# Work required
Type out all the records word for word. Any pictures are to be left out.

# Exercise materials
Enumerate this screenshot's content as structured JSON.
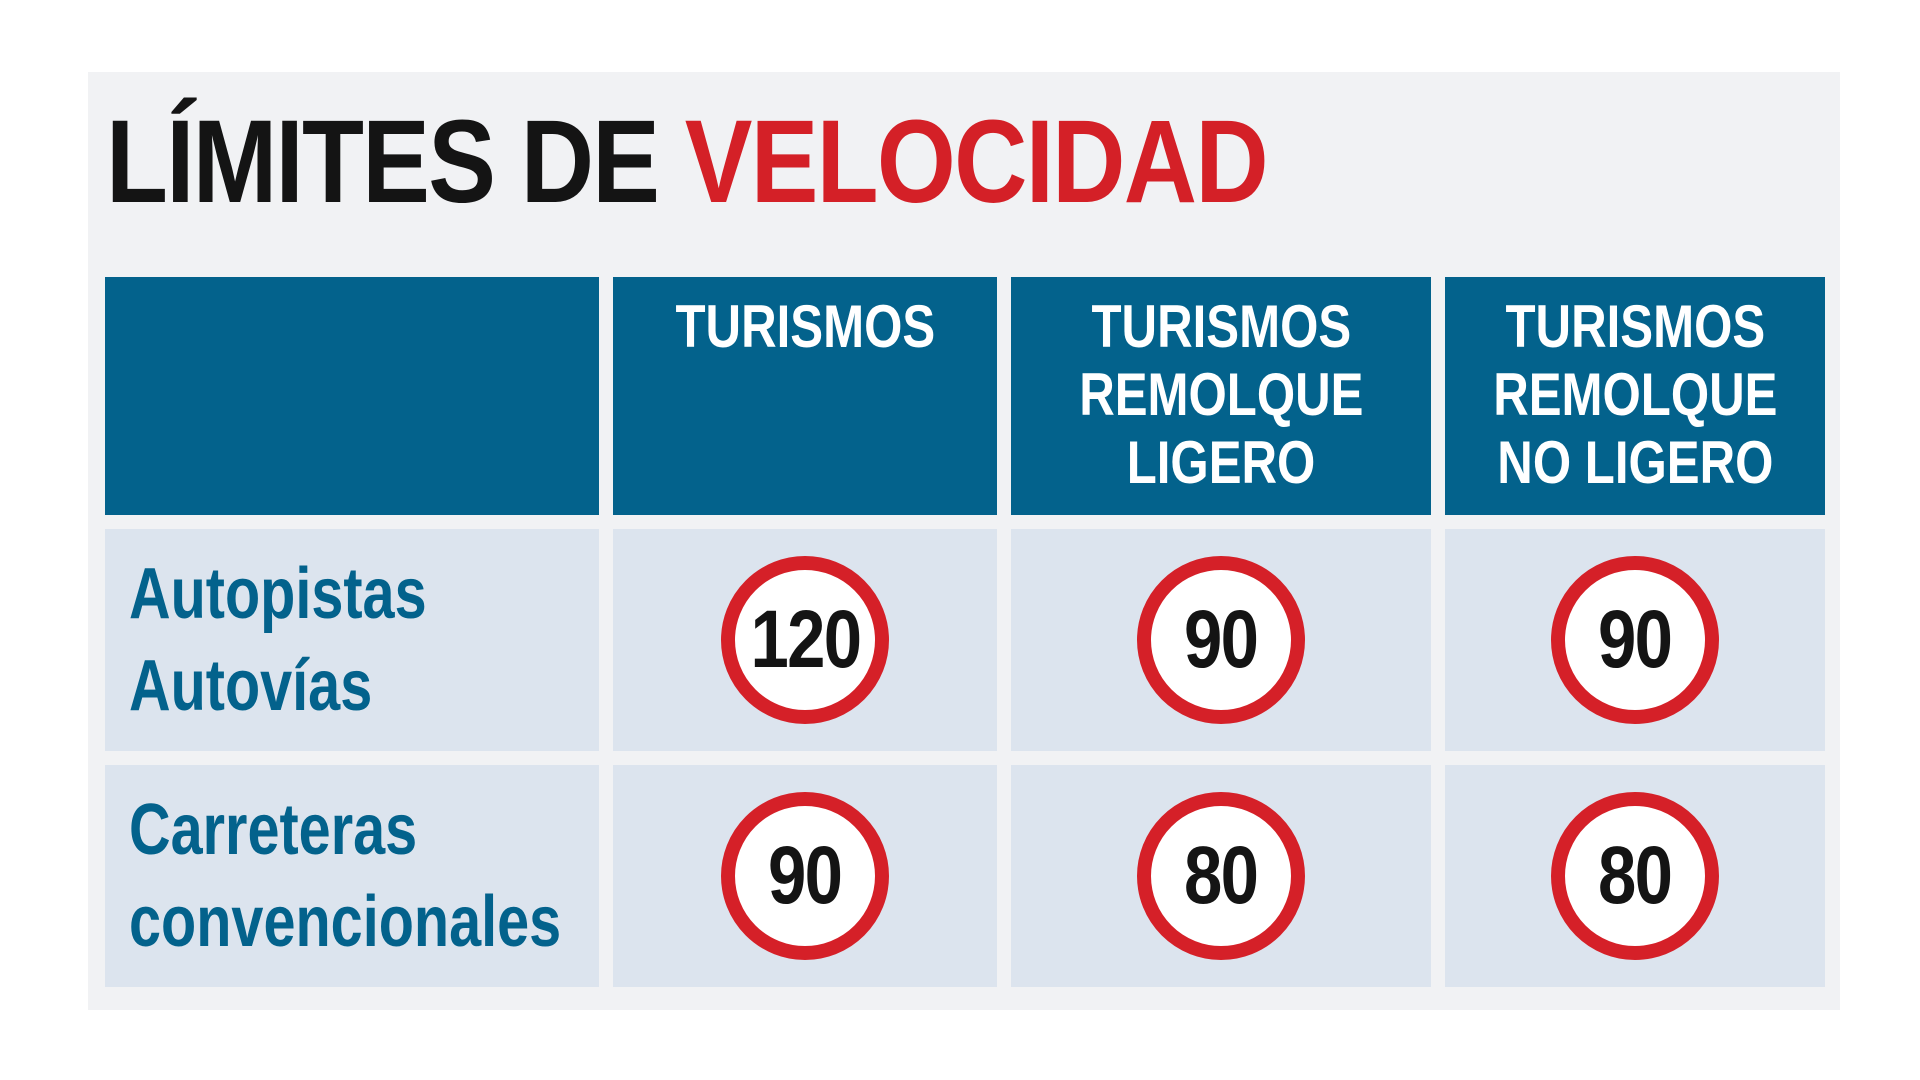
{
  "title": {
    "part1": "LÍMITES DE",
    "part2": "VELOCIDAD"
  },
  "table": {
    "headers": [
      {
        "lines": []
      },
      {
        "lines": [
          "TURISMOS"
        ]
      },
      {
        "lines": [
          "TURISMOS",
          "REMOLQUE",
          "LIGERO"
        ]
      },
      {
        "lines": [
          "TURISMOS",
          "REMOLQUE",
          "NO LIGERO"
        ]
      }
    ],
    "rows": [
      {
        "label_lines": [
          "Autopistas",
          "Autovías"
        ],
        "limits": [
          "120",
          "90",
          "90"
        ]
      },
      {
        "label_lines": [
          "Carreteras",
          "convencionales"
        ],
        "limits": [
          "90",
          "80",
          "80"
        ]
      }
    ]
  },
  "colors": {
    "header_bg": "#03628c",
    "accent_red": "#d42027",
    "cell_bg": "#dce4ee",
    "panel_bg": "#f1f2f4"
  }
}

# Exercise response
Enumerate this screenshot's content as structured JSON.
{
  "title": {
    "part1": "LÍMITES DE",
    "part2": "VELOCIDAD"
  },
  "table": {
    "headers": [
      {
        "lines": []
      },
      {
        "lines": [
          "TURISMOS"
        ]
      },
      {
        "lines": [
          "TURISMOS",
          "REMOLQUE",
          "LIGERO"
        ]
      },
      {
        "lines": [
          "TURISMOS",
          "REMOLQUE",
          "NO LIGERO"
        ]
      }
    ],
    "rows": [
      {
        "label_lines": [
          "Autopistas",
          "Autovías"
        ],
        "limits": [
          "120",
          "90",
          "90"
        ]
      },
      {
        "label_lines": [
          "Carreteras",
          "convencionales"
        ],
        "limits": [
          "90",
          "80",
          "80"
        ]
      }
    ]
  },
  "colors": {
    "header_bg": "#03628c",
    "accent_red": "#d42027",
    "cell_bg": "#dce4ee",
    "panel_bg": "#f1f2f4"
  }
}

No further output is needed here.